=== Given exercise ===
Copy every line of the data that contains the string "this".

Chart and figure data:
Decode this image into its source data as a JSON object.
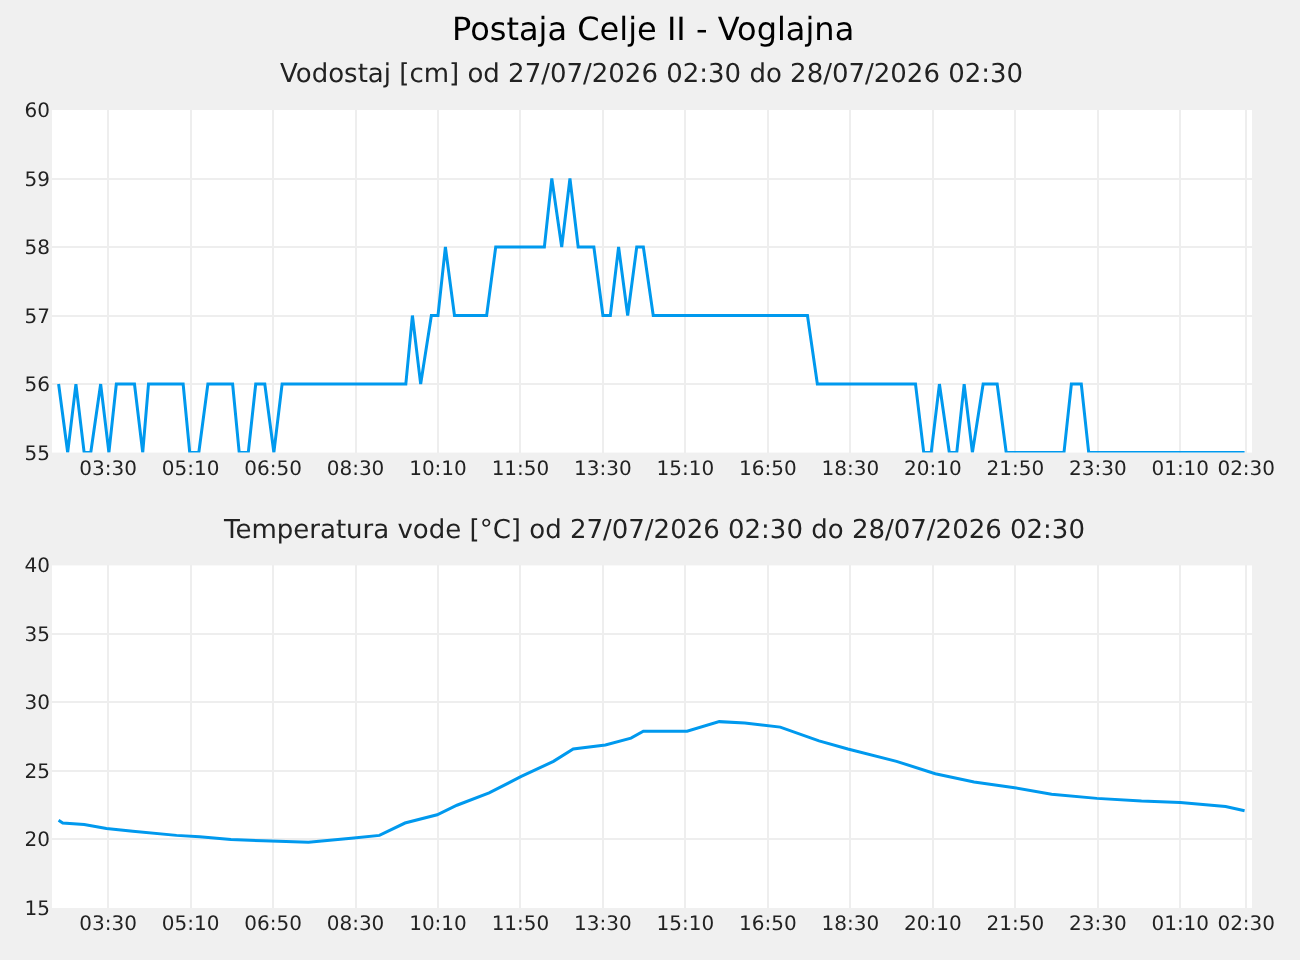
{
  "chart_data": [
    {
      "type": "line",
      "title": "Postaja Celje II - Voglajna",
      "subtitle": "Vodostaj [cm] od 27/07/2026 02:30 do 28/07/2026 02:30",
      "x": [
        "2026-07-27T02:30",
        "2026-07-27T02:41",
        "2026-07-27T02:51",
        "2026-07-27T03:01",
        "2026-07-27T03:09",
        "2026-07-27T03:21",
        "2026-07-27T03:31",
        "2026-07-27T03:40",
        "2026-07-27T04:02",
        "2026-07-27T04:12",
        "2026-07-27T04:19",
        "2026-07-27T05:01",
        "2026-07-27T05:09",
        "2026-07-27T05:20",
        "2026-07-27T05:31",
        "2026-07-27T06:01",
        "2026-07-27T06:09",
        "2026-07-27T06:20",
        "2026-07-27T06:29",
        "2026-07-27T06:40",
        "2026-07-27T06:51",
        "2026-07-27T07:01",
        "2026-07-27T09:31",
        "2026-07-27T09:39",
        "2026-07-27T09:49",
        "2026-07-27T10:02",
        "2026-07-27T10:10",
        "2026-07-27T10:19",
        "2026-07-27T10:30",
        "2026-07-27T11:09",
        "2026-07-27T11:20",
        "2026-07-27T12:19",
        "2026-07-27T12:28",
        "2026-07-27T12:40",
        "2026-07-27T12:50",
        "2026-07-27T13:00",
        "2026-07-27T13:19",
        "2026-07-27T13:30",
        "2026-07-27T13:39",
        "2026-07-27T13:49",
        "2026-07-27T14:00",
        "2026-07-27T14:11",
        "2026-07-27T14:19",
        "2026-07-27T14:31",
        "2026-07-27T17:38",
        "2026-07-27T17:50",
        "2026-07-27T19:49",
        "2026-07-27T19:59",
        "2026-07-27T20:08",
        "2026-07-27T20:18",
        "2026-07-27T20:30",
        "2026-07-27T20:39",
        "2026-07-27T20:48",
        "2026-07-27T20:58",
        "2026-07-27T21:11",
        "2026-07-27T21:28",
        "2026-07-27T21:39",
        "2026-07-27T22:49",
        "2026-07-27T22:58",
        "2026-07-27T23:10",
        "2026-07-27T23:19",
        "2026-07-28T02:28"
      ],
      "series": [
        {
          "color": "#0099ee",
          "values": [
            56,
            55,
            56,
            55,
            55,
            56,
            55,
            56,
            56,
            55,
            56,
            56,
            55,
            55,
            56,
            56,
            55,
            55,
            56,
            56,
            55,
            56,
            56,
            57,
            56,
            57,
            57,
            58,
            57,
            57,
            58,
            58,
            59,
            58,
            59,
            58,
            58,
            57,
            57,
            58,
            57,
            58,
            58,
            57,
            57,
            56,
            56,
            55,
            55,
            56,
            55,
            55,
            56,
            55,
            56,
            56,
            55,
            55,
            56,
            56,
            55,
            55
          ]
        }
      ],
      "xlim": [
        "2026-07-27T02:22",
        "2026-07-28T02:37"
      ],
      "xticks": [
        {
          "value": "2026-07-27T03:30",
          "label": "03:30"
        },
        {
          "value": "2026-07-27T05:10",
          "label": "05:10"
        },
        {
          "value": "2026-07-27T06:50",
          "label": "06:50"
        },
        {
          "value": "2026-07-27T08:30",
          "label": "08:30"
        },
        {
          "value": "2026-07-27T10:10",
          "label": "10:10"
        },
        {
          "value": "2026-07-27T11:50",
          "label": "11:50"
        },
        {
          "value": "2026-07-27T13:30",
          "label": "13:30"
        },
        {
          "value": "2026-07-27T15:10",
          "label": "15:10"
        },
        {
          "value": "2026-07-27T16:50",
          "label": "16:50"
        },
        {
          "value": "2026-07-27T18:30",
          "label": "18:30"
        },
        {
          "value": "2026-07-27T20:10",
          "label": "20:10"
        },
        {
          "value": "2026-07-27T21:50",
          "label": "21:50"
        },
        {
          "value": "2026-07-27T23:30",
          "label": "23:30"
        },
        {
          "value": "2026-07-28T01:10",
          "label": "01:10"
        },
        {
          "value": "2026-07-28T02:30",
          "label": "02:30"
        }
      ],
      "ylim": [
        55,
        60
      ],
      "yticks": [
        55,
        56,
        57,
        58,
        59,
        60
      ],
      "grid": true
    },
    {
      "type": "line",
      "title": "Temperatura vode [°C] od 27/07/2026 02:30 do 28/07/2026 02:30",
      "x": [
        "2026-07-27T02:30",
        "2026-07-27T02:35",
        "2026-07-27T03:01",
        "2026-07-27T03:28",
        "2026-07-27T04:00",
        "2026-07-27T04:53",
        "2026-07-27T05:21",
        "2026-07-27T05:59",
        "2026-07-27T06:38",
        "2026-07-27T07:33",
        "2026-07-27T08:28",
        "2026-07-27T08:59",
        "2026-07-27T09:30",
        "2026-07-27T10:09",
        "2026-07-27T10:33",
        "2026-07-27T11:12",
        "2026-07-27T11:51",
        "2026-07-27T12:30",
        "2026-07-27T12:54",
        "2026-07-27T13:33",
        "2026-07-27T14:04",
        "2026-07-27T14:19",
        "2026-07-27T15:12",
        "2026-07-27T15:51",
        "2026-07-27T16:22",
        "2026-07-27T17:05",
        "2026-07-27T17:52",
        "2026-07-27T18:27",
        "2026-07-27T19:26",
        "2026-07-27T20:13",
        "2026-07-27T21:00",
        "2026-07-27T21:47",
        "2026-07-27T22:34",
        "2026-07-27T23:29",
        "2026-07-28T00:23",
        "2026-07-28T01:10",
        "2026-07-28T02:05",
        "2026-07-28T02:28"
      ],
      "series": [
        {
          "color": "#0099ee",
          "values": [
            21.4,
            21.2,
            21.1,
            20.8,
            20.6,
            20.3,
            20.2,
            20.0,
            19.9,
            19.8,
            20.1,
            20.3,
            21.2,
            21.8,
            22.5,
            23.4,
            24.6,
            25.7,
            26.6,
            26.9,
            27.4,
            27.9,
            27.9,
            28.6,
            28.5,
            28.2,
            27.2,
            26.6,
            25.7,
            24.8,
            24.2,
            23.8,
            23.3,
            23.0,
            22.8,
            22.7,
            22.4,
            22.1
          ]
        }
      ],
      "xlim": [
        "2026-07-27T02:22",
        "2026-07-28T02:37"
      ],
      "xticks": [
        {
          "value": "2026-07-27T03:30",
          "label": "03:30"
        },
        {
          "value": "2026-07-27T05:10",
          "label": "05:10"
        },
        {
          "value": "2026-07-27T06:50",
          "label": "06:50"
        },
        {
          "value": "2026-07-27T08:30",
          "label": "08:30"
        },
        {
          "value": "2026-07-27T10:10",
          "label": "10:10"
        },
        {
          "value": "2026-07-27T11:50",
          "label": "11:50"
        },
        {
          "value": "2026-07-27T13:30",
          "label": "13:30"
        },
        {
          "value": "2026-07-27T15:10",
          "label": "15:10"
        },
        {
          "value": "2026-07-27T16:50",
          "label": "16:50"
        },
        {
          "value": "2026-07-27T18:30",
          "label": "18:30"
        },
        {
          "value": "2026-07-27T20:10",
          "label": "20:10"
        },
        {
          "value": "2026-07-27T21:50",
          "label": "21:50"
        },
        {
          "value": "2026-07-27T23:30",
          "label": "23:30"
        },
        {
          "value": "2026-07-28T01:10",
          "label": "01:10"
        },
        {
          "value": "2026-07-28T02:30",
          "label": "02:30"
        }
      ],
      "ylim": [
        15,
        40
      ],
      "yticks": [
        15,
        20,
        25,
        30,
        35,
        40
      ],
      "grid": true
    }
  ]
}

* * *

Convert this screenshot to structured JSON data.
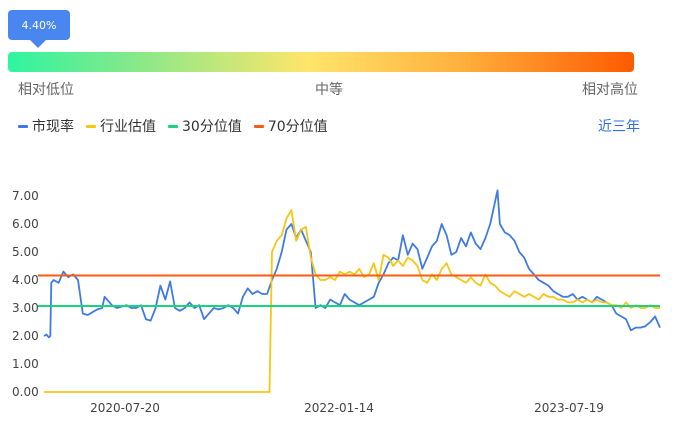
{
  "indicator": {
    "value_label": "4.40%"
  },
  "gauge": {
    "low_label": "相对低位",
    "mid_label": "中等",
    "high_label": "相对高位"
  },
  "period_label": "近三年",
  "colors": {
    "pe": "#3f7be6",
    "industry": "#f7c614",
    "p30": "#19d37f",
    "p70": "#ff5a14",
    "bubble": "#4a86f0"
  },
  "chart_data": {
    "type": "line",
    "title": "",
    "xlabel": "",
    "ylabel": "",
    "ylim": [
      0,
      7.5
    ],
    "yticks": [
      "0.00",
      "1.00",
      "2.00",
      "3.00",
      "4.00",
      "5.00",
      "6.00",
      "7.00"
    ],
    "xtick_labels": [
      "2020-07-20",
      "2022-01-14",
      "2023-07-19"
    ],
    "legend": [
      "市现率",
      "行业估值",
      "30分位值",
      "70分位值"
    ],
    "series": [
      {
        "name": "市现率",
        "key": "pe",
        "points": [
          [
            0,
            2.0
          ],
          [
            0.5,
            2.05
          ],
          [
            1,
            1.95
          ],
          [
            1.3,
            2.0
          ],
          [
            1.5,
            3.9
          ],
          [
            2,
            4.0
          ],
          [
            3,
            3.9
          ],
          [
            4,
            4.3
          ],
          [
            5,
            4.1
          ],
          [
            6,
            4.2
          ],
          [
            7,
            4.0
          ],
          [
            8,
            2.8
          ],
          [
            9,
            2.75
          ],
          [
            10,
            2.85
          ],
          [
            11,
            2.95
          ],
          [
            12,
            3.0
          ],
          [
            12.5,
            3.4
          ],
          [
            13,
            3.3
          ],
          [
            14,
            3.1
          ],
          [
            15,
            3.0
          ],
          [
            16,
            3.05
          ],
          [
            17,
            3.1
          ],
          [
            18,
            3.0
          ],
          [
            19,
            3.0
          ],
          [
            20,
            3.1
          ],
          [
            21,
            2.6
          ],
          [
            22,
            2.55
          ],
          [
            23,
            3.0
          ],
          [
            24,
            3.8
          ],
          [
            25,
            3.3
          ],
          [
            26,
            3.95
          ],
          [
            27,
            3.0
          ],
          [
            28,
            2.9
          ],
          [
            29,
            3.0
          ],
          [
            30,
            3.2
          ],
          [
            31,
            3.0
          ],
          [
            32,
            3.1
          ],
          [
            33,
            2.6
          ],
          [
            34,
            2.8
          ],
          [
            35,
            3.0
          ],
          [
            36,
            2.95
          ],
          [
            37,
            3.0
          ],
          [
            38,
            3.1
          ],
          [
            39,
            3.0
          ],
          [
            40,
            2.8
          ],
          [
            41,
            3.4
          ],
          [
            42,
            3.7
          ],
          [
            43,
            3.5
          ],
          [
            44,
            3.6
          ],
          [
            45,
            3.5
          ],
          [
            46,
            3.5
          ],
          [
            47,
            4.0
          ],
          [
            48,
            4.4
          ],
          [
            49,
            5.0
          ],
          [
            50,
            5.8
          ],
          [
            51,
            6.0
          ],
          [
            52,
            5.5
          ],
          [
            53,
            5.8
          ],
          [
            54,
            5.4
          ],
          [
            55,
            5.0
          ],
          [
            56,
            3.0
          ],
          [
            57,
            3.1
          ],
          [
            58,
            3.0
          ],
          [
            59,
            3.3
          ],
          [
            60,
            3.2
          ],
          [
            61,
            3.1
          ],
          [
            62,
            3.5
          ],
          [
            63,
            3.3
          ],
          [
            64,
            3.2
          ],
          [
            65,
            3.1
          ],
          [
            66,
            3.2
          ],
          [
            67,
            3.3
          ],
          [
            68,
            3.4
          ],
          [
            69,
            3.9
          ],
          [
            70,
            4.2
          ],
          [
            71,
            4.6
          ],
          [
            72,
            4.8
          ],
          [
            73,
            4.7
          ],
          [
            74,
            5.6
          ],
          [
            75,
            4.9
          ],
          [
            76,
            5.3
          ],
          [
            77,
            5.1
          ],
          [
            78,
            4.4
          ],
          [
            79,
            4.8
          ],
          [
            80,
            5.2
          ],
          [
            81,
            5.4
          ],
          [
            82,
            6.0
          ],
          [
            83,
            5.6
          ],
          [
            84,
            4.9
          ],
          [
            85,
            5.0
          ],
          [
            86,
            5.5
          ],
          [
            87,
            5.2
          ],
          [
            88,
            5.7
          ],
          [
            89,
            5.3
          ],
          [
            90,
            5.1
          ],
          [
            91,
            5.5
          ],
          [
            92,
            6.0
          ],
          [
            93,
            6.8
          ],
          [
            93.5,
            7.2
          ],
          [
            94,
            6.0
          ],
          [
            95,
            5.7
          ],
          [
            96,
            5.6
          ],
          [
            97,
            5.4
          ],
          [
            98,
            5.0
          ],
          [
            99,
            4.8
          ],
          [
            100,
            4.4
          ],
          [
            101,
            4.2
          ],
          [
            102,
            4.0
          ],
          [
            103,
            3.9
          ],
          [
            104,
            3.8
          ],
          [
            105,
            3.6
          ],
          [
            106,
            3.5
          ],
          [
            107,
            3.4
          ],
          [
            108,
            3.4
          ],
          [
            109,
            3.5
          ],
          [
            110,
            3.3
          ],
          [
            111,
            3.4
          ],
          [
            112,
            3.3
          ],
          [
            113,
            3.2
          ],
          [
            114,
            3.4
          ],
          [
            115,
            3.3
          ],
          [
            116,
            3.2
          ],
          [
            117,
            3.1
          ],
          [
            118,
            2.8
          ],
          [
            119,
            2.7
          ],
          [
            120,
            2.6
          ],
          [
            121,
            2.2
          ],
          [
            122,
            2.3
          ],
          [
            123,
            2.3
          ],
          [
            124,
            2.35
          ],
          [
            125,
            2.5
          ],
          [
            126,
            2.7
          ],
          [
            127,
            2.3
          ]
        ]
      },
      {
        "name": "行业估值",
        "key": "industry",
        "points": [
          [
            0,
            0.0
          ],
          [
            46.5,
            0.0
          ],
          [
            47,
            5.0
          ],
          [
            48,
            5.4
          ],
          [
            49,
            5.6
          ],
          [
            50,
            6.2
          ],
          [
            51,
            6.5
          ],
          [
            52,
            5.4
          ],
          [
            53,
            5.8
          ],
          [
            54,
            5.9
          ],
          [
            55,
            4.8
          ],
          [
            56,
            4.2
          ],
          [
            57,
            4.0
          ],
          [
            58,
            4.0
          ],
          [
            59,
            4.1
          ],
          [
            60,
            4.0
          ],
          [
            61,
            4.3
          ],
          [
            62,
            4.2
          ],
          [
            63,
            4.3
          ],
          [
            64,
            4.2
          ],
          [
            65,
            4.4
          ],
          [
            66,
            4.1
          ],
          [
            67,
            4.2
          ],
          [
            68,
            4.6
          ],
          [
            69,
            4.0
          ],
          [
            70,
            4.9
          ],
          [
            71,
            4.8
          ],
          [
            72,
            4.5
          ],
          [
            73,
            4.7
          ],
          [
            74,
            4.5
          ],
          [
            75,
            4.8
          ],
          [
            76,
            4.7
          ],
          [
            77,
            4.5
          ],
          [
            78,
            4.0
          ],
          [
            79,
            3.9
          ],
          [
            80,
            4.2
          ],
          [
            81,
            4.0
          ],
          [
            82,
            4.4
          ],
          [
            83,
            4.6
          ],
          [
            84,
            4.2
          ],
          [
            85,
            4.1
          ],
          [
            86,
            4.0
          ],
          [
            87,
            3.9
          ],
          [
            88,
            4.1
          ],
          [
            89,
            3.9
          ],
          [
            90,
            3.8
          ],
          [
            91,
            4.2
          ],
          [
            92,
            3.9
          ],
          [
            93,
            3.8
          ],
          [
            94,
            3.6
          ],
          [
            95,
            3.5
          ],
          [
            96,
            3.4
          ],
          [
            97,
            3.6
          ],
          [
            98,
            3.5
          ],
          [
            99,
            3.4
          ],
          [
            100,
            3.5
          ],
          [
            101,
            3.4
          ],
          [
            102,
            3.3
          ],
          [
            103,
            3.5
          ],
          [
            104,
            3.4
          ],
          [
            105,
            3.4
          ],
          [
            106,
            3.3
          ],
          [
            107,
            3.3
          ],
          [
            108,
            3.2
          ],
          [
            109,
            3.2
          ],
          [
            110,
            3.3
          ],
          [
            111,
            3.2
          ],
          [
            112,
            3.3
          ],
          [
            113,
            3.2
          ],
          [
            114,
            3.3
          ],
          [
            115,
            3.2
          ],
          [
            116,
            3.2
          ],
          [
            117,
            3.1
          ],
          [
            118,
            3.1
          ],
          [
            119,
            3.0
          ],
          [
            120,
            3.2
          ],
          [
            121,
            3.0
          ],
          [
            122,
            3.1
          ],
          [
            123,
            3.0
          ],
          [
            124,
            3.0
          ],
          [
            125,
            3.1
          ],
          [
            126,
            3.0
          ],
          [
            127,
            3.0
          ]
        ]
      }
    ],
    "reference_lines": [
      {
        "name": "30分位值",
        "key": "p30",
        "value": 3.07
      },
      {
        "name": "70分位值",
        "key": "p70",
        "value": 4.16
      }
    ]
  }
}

=== Written solution ===
Decode this image into its source data as a JSON object.
Convert this screenshot to structured JSON data.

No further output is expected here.